### [Written problem]
State the number of lines, and only that number, in which the word "Question" appears.

+--

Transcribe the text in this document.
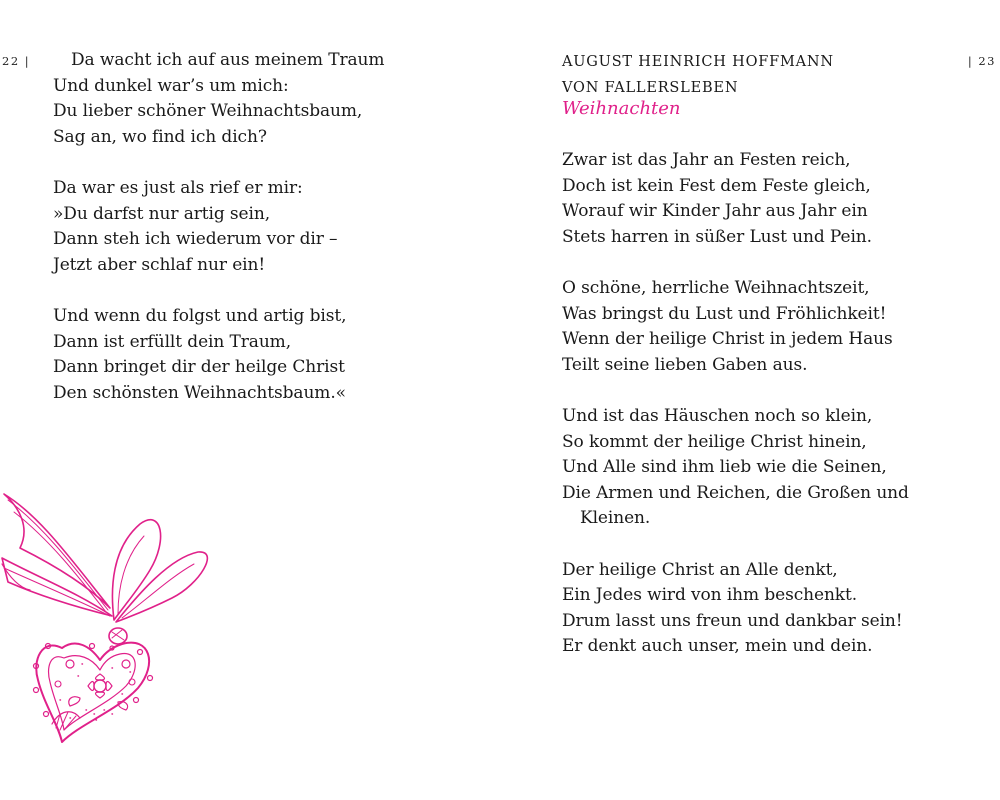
22 |	Da wacht ich auf aus meinem Traum
Und dunkel war’s um mich:
Du lieber schöner Weihnachtsbaum,
Sag an, wo find ich dich?
Da war es just als rief er mir:
»Du darfst nur artig sein,
Dann steh ich wiederum vor dir –
Jetzt aber schlaf nur ein!
Und wenn du folgst und artig bist,
Dann ist erfüllt dein Traum,
Dann bringet dir der heilge Christ
Den schönsten Weihnachtsbaum.«
| 23
AUGUST HEINRICH HOFFMANN
VON FALLERSLEBEN
Weihnachten
Zwar ist das Jahr an Festen reich,
Doch ist kein Fest dem Feste gleich,
Worauf wir Kinder Jahr aus Jahr ein
Stets harren in süßer Lust und Pein.
O schöne, herrliche Weihnachtszeit,
Was bringst du Lust und Fröhlichkeit!
Wenn der heilige Christ in jedem Haus
Teilt seine lieben Gaben aus.
Und ist das Häuschen noch so klein,
So kommt der heilige Christ hinein,
Und Alle sind ihm lieb wie die Seinen,
Die Armen und Reichen, die Großen und
Kleinen.
Der heilige Christ an Alle denkt,
Ein Jedes wird von ihm beschenkt.
Drum lasst uns freun und dankbar sein!
Er denkt auch unser, mein und dein.
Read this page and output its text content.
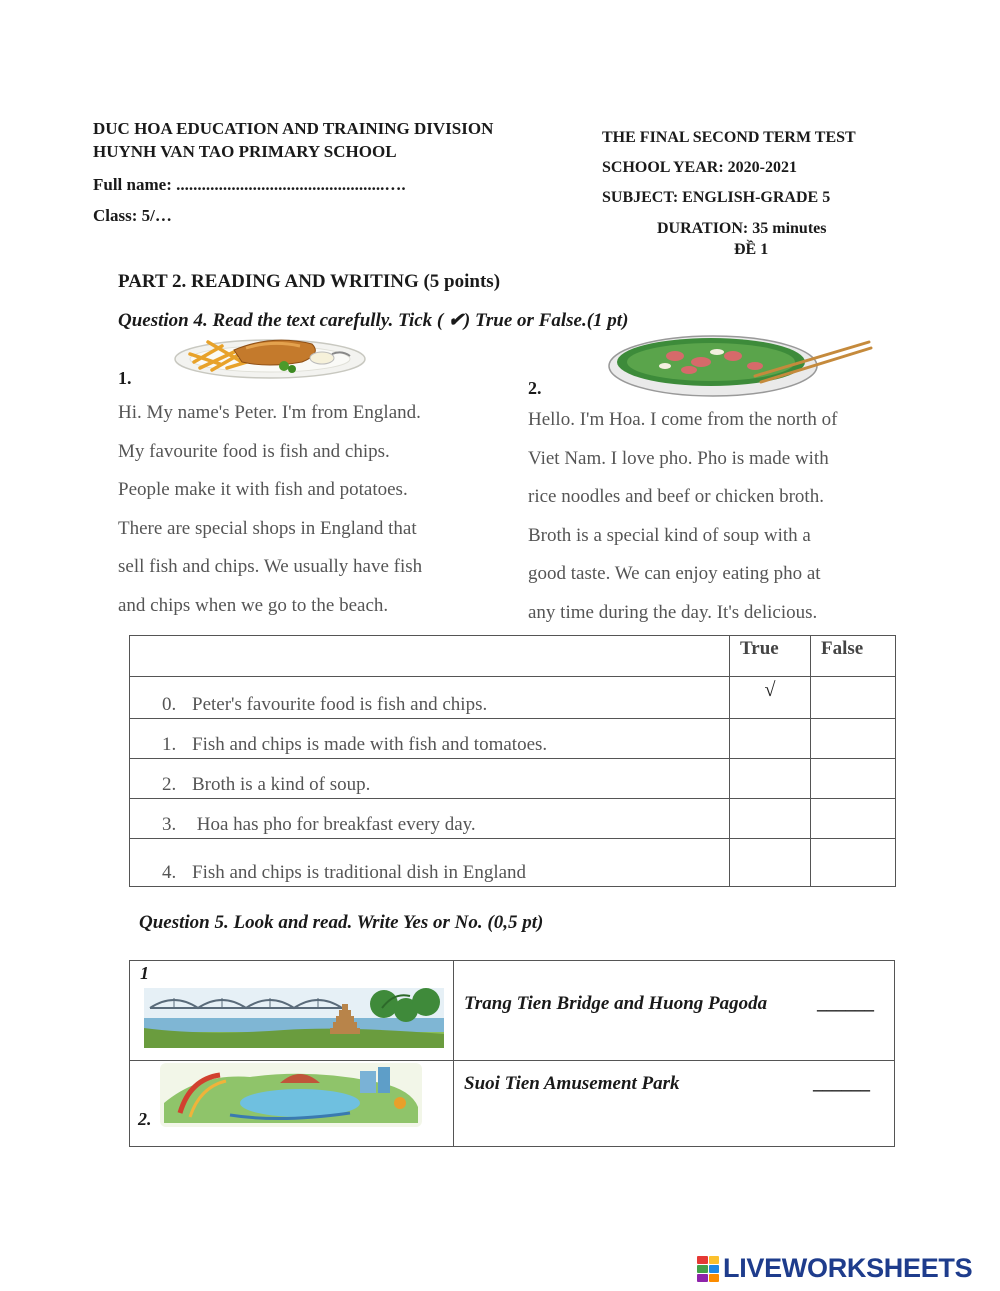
DUC HOA EDUCATION AND TRAINING DIVISION
HUYNH VAN TAO PRIMARY SCHOOL
Full name: .................................................….
Class: 5/…
THE FINAL SECOND TERM TEST
SCHOOL YEAR: 2020-2021
SUBJECT: ENGLISH-GRADE 5
DURATION: 35 minutes
ĐỀ 1
PART 2. READING AND WRITING (5 points)
Question 4. Read the text carefully. Tick ( ✔) True or False.(1 pt)
1.	2.
Hi. My name's Peter. I'm from England.
My favourite food is fish and chips.
People make it with fish and potatoes.
There are special shops in England that
sell fish and chips. We usually have fish
and chips when we go to the beach.
Hello. I'm Hoa. I come from the north of
Viet Nam. I love pho. Pho is made with
rice noodles and beef or chicken broth.
Broth is a special kind of soup with a
good taste. We can enjoy eating pho at
any time during the day. It's delicious.
	True	False
0. Peter's favourite food is fish and chips.	√	
1. Fish and chips is made with fish and tomatoes.		
2. Broth is a kind of soup.		
3. Hoa has pho for breakfast every day.		
4. Fish and chips is traditional dish in England		
Question 5. Look and read. Write Yes or No. (0,5 pt)
1	Trang Tien Bridge and Huong Pagoda ______

2.	Suoi Tien Amusement Park ______
LIVEWORKSHEETS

+--

### [Worked solution]
2